------ DATA LISTING ------
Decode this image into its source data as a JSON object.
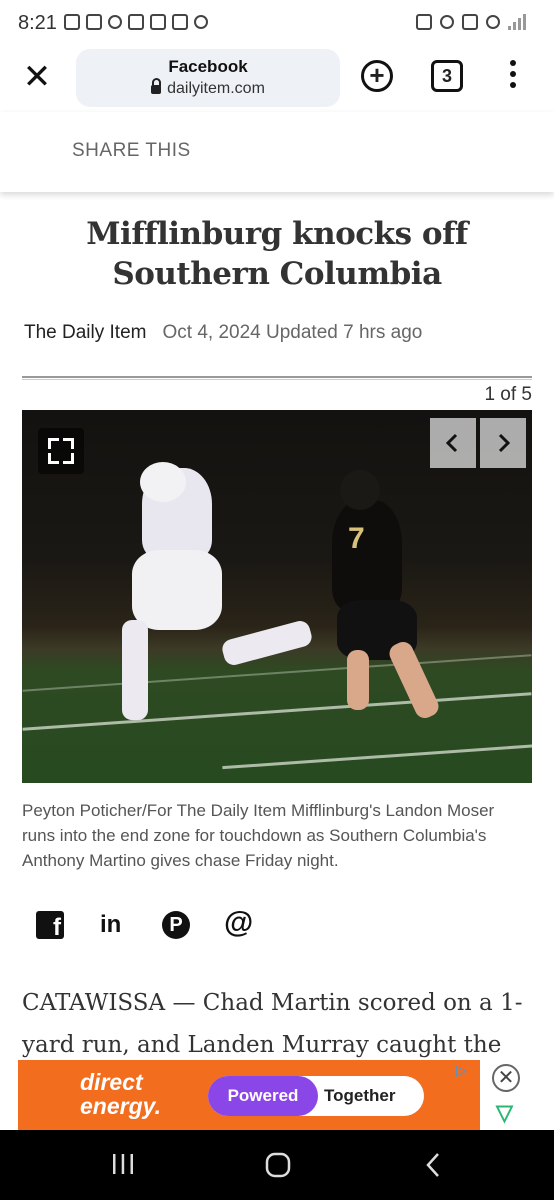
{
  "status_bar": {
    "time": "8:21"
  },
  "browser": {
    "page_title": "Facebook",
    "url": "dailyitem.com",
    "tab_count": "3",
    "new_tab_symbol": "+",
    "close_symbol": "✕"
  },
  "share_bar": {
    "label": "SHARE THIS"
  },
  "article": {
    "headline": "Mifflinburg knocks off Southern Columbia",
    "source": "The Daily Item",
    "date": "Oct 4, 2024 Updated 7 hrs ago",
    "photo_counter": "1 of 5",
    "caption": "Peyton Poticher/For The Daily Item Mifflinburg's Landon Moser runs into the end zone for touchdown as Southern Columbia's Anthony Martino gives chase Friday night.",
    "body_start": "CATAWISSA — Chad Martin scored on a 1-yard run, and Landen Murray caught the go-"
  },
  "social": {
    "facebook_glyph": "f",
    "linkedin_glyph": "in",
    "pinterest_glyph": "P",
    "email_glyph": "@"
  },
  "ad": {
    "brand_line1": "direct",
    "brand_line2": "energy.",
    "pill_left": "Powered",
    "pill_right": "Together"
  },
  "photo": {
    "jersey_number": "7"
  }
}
------
All the material shown above is to be copied exactly, with no pictures carried over.

• [OUTPUT FOR THIS TASK]:
Decode this image into its source data as a JSON object.
{
  "status_bar": {
    "time": "8:21"
  },
  "browser": {
    "page_title": "Facebook",
    "url": "dailyitem.com",
    "tab_count": "3",
    "new_tab_symbol": "+",
    "close_symbol": "✕"
  },
  "share_bar": {
    "label": "SHARE THIS"
  },
  "article": {
    "headline": "Mifflinburg knocks off Southern Columbia",
    "source": "The Daily Item",
    "date": "Oct 4, 2024 Updated 7 hrs ago",
    "photo_counter": "1 of 5",
    "caption": "Peyton Poticher/For The Daily Item Mifflinburg's Landon Moser runs into the end zone for touchdown as Southern Columbia's Anthony Martino gives chase Friday night.",
    "body_start": "CATAWISSA — Chad Martin scored on a 1-yard run, and Landen Murray caught the go-"
  },
  "social": {
    "facebook_glyph": "f",
    "linkedin_glyph": "in",
    "pinterest_glyph": "P",
    "email_glyph": "@"
  },
  "ad": {
    "brand_line1": "direct",
    "brand_line2": "energy.",
    "pill_left": "Powered",
    "pill_right": "Together"
  },
  "photo": {
    "jersey_number": "7"
  }
}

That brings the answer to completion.